### Description of the task
Track down every line below that holds "Дзан" and copy it.

A block of data:
[start]

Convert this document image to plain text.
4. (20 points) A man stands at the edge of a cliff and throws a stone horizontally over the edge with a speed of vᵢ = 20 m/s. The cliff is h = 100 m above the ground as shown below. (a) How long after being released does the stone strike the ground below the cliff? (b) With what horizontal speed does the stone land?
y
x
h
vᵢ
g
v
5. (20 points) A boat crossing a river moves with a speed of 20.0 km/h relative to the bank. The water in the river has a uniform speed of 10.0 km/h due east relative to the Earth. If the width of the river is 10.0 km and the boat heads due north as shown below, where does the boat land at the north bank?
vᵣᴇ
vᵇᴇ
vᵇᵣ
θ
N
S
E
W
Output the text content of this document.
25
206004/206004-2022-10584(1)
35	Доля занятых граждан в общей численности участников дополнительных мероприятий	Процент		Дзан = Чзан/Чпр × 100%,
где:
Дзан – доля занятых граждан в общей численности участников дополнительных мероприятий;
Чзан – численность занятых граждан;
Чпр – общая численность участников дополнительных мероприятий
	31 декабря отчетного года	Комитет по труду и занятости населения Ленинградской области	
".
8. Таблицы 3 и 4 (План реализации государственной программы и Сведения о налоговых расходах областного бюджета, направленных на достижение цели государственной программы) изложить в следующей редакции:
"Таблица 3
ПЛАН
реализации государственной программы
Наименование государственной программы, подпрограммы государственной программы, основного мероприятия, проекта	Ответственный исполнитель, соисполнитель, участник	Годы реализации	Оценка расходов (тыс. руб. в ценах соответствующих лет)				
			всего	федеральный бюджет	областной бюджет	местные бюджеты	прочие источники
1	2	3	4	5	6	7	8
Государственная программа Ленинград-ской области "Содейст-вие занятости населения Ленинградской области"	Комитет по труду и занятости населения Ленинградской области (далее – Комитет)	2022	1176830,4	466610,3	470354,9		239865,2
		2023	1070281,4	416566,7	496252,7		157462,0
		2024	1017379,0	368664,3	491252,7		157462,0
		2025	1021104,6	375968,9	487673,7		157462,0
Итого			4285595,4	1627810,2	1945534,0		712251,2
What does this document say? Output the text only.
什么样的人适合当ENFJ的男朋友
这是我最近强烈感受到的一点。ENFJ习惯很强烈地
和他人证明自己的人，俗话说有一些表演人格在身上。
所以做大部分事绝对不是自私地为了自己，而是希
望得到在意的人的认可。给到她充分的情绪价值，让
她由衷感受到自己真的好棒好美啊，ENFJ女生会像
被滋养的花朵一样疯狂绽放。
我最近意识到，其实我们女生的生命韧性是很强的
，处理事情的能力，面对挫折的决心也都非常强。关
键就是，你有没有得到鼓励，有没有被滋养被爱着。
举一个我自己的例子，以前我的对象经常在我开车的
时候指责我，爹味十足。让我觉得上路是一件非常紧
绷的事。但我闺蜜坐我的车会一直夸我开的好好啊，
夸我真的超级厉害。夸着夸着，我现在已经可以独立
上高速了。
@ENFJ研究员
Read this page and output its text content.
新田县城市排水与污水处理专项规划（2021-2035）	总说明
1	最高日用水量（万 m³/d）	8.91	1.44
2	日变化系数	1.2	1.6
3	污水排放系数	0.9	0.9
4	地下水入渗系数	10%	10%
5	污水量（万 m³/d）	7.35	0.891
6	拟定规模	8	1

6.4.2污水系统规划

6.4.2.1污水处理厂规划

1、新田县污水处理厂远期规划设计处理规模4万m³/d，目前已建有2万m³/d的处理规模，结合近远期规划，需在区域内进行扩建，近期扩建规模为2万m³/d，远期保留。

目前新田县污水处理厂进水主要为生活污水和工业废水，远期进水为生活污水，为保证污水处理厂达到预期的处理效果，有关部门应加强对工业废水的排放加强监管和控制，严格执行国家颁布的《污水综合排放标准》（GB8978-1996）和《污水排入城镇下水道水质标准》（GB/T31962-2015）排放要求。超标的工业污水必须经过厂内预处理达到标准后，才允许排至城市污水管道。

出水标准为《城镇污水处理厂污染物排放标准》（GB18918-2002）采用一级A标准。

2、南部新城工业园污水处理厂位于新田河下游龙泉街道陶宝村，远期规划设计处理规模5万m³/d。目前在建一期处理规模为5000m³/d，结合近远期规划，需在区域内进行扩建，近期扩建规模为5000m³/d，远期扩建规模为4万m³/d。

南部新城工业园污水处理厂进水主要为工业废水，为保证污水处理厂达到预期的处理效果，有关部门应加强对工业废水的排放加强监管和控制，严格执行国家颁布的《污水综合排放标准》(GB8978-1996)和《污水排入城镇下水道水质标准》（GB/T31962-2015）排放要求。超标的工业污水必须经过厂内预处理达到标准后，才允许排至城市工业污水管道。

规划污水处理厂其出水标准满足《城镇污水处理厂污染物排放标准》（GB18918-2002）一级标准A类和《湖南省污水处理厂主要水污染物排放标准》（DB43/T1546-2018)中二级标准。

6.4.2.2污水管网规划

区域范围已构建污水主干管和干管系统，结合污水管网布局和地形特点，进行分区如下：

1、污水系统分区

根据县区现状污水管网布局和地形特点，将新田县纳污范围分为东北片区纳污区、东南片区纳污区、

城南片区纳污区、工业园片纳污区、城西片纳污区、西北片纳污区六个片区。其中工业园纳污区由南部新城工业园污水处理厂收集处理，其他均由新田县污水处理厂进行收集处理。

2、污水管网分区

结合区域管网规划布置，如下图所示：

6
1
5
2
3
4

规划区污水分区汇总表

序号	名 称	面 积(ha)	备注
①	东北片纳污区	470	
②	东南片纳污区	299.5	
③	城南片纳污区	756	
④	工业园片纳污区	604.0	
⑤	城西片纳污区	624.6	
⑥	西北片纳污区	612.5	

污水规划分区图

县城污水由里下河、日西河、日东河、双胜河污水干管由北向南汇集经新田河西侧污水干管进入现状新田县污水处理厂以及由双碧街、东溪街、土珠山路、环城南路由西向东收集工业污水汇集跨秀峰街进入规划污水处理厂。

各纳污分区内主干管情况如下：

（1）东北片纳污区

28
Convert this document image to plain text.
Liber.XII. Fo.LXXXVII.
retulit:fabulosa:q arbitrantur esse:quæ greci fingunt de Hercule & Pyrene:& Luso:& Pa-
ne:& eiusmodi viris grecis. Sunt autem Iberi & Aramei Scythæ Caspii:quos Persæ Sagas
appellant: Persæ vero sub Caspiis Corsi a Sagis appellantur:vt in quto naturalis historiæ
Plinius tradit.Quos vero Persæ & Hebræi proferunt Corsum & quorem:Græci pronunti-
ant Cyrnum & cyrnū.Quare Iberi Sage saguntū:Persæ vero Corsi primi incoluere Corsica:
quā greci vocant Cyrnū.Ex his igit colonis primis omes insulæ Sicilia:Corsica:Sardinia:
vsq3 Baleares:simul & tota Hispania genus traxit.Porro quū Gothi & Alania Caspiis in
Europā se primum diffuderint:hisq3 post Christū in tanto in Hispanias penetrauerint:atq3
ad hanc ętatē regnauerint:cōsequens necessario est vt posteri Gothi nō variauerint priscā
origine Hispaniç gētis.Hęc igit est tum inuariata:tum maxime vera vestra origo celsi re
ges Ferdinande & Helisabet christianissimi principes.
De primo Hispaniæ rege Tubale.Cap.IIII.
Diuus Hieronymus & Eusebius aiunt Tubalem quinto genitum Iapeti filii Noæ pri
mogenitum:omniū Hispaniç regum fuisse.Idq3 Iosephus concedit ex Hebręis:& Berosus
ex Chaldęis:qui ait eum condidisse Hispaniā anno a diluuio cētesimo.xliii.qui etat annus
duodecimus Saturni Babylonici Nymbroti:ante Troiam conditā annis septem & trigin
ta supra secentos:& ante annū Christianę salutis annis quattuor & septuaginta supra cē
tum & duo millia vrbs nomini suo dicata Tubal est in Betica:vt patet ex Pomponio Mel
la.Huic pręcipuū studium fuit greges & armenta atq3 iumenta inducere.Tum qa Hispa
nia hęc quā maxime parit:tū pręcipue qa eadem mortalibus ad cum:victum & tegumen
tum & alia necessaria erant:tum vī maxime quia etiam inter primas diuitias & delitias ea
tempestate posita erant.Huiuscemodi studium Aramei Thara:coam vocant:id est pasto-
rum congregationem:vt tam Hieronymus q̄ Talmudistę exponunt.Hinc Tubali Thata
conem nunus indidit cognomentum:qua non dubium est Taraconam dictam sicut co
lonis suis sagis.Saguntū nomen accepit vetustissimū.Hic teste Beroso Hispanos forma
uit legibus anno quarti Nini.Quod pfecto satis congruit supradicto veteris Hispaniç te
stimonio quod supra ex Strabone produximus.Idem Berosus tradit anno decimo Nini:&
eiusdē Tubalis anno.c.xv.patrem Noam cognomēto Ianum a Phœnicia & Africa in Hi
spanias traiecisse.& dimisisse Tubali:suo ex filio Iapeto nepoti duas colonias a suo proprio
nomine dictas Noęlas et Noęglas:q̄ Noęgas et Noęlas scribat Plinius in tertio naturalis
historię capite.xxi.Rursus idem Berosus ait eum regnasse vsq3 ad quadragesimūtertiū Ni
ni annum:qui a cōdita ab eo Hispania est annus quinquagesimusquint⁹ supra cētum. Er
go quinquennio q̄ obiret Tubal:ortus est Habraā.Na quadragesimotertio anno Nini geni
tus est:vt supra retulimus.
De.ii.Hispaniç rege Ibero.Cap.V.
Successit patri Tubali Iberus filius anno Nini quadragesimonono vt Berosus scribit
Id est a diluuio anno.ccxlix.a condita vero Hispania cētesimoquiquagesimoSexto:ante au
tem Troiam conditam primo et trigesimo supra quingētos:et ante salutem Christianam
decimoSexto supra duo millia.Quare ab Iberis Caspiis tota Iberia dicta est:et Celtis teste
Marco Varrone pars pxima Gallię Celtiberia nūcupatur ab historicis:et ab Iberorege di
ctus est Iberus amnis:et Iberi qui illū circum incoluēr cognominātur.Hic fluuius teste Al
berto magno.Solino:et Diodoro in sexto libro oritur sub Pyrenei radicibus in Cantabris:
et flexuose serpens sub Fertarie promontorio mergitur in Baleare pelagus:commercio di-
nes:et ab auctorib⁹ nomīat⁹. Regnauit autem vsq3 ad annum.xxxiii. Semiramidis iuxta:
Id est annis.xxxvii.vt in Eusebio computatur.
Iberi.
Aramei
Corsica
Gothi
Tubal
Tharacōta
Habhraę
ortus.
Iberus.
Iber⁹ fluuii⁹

[end]

### Right answer
35	Доля занятых граждан в общей численности участников дополнительных мероприятий	Процент		Дзан = Чзан/Чпр × 100%,
Дзан – доля занятых граждан в общей численности участников дополнительных мероприятий;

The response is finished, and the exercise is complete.